▶ PROVIDED ENTRIES
.....
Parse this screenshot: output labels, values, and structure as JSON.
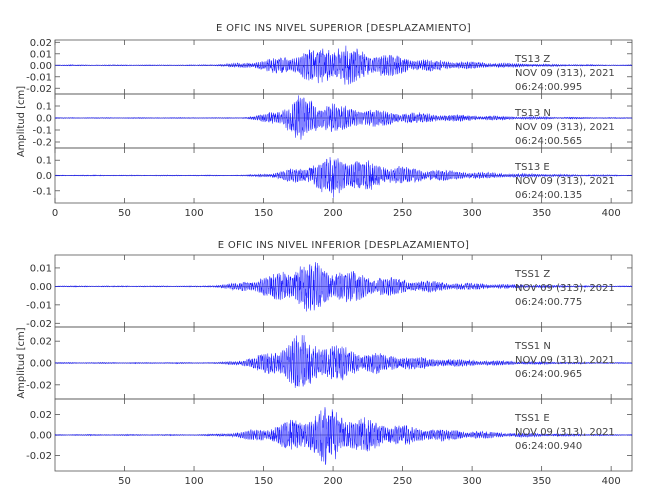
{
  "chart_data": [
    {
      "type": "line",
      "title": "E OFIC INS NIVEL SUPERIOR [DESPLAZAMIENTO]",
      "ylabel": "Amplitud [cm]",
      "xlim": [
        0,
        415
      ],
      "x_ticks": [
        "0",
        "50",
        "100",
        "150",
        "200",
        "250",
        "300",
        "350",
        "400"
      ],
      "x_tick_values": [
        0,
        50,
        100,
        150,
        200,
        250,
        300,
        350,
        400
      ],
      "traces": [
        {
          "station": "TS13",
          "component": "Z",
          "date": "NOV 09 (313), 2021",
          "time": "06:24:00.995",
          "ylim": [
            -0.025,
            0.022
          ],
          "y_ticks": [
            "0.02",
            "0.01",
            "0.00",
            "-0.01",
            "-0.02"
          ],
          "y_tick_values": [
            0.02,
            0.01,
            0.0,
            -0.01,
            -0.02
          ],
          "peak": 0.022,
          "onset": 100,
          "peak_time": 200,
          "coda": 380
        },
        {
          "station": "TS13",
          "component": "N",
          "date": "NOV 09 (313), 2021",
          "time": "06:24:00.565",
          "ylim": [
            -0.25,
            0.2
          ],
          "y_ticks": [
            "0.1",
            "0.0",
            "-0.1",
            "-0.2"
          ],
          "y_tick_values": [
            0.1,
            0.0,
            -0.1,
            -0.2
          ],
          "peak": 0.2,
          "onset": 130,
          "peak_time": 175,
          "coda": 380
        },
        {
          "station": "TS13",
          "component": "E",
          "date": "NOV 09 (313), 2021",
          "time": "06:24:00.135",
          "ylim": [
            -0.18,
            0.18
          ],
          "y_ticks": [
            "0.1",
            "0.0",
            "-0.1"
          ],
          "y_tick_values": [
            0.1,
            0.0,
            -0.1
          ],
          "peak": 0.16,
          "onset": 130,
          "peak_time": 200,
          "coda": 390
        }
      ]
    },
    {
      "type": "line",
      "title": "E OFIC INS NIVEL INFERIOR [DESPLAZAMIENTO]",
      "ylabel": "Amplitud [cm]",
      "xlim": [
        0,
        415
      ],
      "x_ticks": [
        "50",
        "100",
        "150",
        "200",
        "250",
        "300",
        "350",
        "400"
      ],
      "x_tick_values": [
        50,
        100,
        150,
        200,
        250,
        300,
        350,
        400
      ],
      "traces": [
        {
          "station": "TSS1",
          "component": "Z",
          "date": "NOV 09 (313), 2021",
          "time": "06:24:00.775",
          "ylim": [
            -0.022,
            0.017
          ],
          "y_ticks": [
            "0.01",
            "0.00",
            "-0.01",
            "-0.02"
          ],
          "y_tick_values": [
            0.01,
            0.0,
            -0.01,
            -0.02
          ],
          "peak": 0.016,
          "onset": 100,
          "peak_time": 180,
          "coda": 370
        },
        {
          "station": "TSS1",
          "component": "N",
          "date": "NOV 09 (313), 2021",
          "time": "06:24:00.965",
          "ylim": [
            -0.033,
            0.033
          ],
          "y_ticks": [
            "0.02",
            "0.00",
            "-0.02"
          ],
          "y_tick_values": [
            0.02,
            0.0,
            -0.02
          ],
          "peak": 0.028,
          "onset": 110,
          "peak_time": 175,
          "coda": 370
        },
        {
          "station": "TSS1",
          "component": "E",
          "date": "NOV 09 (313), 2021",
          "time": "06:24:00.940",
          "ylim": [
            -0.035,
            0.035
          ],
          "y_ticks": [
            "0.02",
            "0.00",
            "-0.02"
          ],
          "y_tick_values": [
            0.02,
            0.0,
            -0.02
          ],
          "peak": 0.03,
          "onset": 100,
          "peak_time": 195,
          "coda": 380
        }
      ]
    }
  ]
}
.....
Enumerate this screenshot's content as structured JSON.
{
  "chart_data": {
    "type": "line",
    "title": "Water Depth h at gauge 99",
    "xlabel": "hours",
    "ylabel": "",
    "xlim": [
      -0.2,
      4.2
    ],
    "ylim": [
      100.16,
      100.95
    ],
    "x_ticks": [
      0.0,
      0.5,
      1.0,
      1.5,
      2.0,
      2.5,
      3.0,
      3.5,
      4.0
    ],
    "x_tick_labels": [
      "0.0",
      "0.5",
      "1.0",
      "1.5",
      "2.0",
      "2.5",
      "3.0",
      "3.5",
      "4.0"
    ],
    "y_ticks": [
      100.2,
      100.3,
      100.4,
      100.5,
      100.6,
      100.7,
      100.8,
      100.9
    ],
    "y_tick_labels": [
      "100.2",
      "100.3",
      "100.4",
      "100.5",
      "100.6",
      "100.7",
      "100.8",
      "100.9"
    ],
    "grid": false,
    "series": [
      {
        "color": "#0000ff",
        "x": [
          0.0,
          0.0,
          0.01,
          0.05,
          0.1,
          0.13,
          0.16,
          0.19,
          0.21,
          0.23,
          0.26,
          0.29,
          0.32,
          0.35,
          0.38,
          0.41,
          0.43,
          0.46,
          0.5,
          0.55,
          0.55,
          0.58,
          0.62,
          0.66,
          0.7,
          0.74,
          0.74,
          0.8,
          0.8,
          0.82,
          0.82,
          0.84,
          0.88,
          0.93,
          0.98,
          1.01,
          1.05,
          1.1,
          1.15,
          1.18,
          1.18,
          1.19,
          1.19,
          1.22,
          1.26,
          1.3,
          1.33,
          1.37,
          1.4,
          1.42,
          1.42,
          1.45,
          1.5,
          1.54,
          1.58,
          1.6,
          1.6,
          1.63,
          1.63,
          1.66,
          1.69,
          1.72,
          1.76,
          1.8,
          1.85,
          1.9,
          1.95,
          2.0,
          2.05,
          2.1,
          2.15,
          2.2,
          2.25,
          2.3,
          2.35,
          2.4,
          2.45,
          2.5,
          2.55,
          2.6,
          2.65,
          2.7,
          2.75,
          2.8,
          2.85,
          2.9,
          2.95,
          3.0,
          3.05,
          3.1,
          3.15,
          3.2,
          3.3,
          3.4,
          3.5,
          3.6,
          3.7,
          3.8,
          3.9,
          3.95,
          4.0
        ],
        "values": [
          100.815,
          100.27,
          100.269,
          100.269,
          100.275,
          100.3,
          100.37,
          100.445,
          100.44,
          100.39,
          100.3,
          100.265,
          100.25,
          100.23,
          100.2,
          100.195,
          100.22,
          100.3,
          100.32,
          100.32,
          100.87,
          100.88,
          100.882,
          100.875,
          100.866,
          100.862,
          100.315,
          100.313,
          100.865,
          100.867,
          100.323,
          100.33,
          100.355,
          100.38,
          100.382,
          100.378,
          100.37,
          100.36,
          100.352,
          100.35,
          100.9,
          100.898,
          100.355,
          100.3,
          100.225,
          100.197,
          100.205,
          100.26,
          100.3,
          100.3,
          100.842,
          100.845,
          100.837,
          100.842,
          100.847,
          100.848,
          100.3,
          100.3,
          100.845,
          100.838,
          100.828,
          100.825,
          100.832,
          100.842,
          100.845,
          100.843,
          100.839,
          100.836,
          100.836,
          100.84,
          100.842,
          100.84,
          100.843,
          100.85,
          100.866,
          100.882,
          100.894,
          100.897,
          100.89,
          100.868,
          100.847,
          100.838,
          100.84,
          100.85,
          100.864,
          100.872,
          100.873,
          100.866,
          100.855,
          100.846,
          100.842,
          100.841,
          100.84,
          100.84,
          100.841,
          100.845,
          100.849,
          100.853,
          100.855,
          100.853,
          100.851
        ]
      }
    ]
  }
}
.....
Only the number is wanted: how many lines contain the string "screenshot"?

▶ SOLUTION FOR THIS EXERCISE
2